:: Supplied records ::

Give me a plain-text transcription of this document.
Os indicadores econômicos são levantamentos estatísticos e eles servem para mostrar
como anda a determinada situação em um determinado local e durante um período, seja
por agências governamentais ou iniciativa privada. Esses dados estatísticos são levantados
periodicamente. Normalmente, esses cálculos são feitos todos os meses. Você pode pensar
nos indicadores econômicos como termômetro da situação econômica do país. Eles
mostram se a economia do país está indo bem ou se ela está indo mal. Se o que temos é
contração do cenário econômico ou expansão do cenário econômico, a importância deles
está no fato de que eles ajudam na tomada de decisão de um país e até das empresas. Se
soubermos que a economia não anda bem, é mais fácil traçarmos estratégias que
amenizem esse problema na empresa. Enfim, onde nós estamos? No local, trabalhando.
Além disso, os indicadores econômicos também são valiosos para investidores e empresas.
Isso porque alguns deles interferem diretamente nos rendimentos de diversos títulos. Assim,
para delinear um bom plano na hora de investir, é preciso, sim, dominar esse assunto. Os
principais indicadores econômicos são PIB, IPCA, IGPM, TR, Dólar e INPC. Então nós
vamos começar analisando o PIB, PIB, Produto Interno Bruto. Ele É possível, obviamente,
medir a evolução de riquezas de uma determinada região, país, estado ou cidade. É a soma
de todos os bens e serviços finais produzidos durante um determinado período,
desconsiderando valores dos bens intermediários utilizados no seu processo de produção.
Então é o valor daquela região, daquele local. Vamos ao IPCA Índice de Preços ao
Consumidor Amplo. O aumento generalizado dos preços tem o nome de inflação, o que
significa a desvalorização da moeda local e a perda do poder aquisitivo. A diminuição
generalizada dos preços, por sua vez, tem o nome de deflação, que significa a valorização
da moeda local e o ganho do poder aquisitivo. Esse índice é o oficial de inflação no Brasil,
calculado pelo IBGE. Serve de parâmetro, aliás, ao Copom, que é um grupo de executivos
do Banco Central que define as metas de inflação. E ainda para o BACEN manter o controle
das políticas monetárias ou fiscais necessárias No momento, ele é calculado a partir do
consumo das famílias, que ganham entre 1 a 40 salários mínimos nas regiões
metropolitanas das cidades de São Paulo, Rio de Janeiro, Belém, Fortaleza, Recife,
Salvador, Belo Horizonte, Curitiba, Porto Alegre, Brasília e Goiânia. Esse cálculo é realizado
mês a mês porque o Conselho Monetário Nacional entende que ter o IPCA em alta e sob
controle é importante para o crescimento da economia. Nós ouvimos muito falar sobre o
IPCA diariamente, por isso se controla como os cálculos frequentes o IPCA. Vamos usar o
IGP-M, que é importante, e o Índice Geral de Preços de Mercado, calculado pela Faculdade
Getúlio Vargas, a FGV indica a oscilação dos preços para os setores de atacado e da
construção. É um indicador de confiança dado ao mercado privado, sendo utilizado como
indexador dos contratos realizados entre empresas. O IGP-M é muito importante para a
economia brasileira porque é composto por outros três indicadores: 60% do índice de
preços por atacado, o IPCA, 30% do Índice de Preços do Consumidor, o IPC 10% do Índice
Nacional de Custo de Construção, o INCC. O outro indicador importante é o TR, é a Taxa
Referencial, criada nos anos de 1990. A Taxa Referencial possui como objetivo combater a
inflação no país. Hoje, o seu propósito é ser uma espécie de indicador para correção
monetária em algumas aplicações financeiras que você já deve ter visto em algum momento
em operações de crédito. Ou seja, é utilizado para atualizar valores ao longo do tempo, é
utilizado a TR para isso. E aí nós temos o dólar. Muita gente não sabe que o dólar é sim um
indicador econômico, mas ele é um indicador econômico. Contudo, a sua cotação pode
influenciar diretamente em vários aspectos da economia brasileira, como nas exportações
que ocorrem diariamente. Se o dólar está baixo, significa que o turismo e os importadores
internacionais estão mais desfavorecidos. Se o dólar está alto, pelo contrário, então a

:::

Work to do: Which lines hold the word "bens"? Copy all of them.

Answer to the problem:
de todos os bens e serviços finais produzidos durante um determinado período,
desconsiderando valores dos bens intermediários utilizados no seu processo de produção.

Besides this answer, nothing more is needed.